(Supplied records):
------------------------------------------------
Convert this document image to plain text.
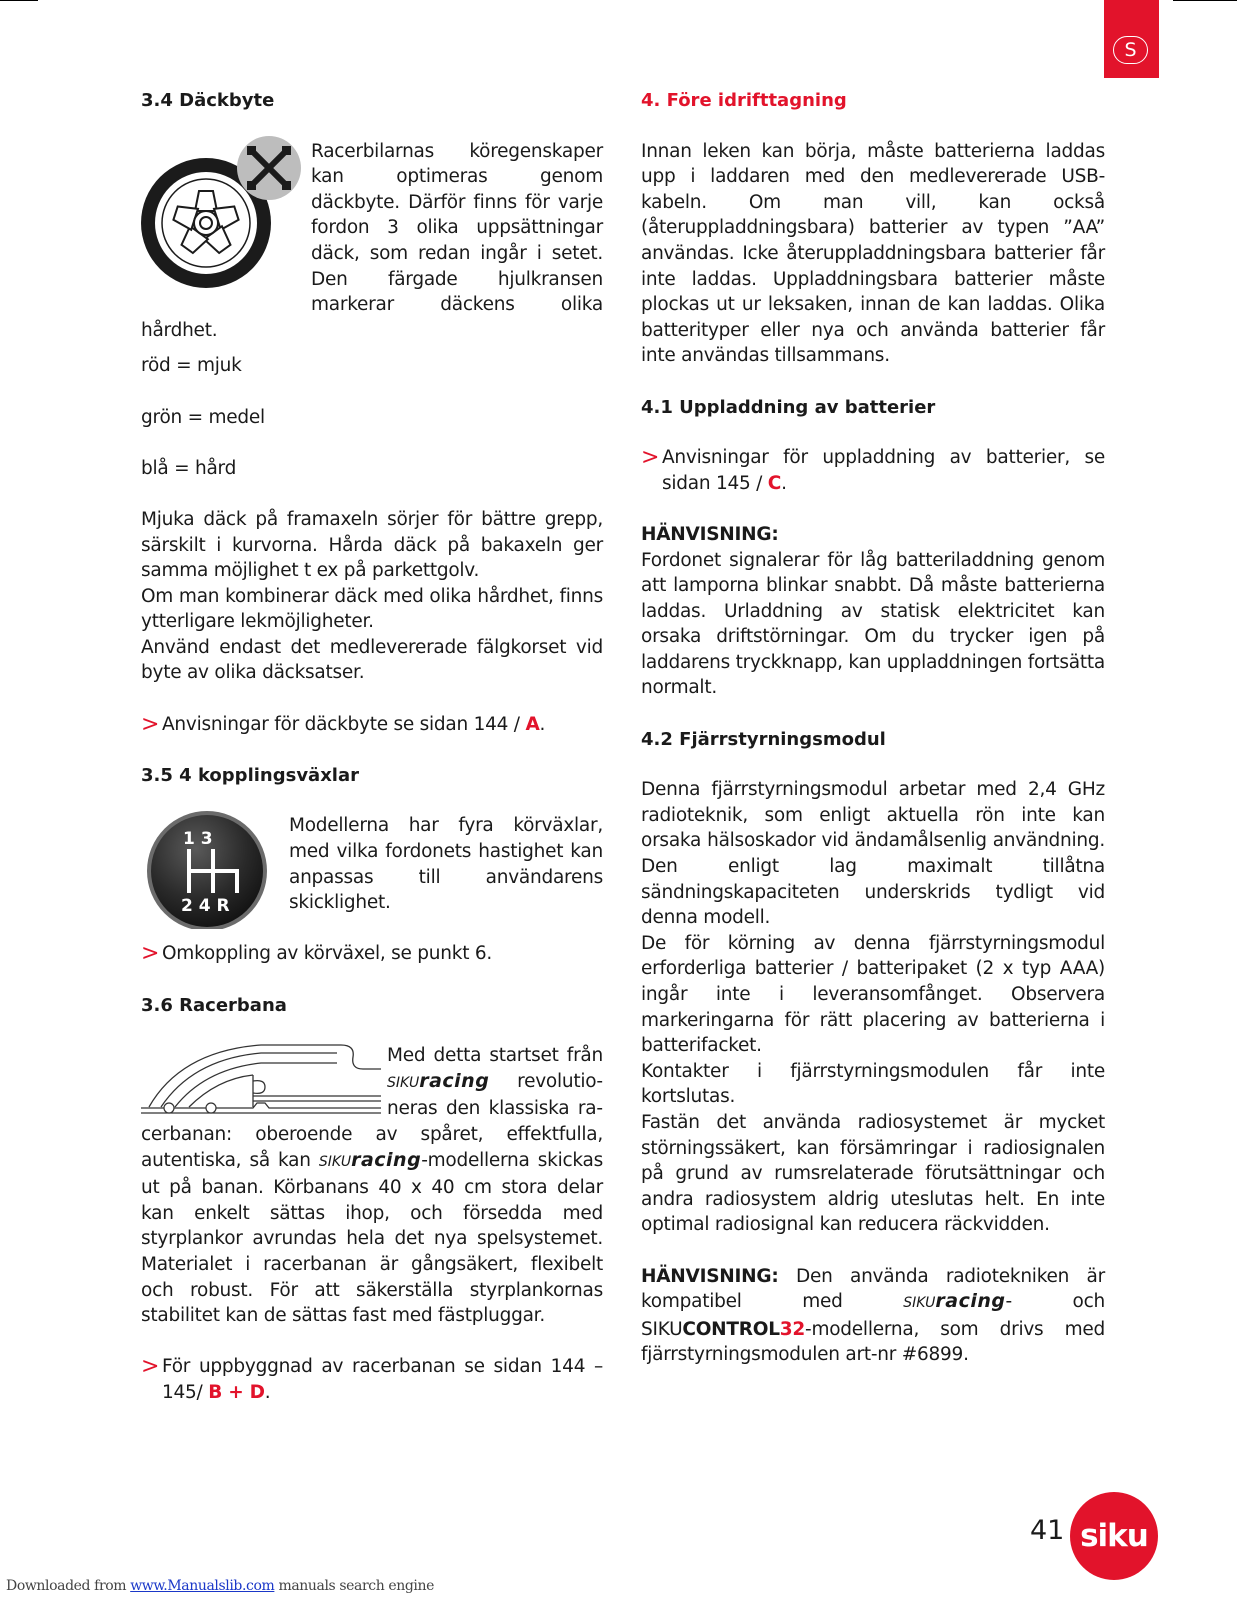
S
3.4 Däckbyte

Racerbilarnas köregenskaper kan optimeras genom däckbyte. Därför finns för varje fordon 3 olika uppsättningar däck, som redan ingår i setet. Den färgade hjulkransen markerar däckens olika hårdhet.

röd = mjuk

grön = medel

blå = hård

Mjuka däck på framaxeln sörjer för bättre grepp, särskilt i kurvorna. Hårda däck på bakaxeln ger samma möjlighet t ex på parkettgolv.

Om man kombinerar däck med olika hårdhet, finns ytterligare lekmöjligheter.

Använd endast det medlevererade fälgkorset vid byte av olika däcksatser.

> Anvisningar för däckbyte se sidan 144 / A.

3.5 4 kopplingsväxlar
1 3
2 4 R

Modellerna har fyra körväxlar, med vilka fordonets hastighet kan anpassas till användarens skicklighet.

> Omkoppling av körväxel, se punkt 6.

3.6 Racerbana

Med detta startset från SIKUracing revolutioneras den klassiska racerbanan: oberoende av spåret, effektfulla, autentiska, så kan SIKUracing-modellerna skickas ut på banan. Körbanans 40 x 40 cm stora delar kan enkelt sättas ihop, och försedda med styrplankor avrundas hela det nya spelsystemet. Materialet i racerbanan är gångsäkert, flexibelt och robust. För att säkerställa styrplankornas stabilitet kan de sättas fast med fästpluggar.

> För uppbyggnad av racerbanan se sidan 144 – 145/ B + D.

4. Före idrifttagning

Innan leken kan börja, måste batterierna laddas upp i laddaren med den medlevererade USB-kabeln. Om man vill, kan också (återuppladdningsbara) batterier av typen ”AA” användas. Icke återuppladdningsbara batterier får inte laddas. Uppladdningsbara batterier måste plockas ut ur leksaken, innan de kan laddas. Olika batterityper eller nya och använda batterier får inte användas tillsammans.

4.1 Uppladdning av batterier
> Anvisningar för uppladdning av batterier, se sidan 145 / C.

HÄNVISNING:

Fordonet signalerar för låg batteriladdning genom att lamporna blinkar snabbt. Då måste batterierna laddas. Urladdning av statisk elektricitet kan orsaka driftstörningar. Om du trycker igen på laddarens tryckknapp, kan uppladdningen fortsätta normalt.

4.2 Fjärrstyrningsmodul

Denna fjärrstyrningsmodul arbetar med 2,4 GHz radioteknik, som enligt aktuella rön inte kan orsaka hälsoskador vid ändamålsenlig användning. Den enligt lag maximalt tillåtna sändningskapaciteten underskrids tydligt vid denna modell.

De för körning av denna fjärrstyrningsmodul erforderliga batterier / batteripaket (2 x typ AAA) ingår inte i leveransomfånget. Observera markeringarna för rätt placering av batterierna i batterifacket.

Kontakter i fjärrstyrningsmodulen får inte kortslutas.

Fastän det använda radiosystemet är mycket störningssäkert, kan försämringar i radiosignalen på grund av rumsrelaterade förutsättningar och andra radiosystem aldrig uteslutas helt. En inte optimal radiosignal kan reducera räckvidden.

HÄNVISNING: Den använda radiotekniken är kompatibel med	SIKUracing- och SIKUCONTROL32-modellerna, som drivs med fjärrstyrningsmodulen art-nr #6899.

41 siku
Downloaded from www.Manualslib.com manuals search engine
------------------------------------------------
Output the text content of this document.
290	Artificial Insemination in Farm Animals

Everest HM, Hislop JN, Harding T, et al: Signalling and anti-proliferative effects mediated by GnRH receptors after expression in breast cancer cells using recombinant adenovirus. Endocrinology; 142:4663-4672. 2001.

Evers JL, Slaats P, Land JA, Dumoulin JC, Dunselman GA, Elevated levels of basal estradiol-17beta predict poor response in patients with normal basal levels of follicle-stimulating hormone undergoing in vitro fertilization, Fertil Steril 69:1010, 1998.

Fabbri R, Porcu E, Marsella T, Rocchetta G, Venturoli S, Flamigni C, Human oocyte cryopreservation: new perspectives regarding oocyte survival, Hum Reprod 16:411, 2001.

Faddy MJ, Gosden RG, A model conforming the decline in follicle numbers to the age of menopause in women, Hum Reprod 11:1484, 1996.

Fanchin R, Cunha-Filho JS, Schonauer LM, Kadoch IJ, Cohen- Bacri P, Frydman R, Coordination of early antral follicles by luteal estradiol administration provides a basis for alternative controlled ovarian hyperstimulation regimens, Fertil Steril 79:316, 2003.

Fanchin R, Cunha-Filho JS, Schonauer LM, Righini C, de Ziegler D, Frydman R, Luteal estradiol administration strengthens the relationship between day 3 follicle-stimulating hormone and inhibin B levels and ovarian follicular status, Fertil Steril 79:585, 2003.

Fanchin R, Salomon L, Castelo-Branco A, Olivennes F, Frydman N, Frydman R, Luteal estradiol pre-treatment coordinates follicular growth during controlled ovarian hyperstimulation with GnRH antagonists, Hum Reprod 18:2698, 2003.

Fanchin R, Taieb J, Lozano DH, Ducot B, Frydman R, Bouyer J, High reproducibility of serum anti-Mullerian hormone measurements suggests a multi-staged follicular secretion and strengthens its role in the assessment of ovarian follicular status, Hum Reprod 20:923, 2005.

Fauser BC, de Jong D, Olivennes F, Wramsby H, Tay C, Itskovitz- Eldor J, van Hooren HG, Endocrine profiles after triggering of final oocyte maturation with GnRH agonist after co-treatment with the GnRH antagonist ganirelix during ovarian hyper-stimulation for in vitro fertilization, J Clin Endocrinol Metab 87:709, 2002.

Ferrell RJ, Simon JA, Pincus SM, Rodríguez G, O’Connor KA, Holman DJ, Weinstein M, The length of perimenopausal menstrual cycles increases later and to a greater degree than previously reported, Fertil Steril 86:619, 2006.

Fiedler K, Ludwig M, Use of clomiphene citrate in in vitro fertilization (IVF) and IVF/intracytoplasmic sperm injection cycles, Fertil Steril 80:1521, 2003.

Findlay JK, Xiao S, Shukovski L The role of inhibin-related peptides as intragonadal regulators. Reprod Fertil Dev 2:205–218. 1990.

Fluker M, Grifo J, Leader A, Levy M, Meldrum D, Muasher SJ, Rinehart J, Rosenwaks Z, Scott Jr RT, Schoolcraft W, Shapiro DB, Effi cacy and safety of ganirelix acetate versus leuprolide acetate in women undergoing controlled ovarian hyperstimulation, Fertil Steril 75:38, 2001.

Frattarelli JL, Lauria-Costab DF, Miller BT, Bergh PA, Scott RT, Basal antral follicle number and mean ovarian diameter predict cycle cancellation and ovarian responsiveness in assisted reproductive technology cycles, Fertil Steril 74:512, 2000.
------------------------------------------------
(Exercise instructions): Answer only with how many lines in the records include "this".

(Response to the exercise): 2